## Short exercise
What is the number of lines in the data holding the word "colors"? Give that number by itself.
--- start of Task inputs ---
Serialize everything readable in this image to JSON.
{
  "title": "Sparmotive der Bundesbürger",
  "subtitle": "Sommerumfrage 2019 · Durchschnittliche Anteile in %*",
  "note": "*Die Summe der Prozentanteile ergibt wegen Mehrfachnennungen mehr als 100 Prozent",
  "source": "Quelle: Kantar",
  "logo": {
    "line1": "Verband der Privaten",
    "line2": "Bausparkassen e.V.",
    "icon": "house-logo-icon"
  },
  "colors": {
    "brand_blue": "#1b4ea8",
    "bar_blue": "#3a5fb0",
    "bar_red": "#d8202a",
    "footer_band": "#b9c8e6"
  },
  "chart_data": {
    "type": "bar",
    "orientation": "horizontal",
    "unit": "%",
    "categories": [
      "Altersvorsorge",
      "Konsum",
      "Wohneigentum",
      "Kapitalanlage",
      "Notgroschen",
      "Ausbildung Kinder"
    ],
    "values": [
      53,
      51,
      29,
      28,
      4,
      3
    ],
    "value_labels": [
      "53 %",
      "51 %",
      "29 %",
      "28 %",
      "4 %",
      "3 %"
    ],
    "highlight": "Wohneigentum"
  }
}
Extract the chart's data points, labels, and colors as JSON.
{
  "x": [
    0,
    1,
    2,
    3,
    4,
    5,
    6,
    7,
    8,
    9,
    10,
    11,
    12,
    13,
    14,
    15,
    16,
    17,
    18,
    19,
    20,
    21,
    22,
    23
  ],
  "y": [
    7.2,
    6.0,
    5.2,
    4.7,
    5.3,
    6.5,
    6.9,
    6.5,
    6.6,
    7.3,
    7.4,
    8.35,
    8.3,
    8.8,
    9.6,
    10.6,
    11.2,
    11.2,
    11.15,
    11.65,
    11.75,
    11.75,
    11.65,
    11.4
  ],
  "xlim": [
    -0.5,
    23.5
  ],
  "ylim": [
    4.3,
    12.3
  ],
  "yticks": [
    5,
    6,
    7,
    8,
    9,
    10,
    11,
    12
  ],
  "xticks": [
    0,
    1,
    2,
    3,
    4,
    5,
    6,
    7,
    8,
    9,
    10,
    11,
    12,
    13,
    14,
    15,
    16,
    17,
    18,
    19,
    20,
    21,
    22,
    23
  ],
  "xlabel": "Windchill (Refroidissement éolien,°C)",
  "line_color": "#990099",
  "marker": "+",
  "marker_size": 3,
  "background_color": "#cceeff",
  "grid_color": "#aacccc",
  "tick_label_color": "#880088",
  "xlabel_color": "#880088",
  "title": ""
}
--- end of Task inputs ---
## Complete answer
2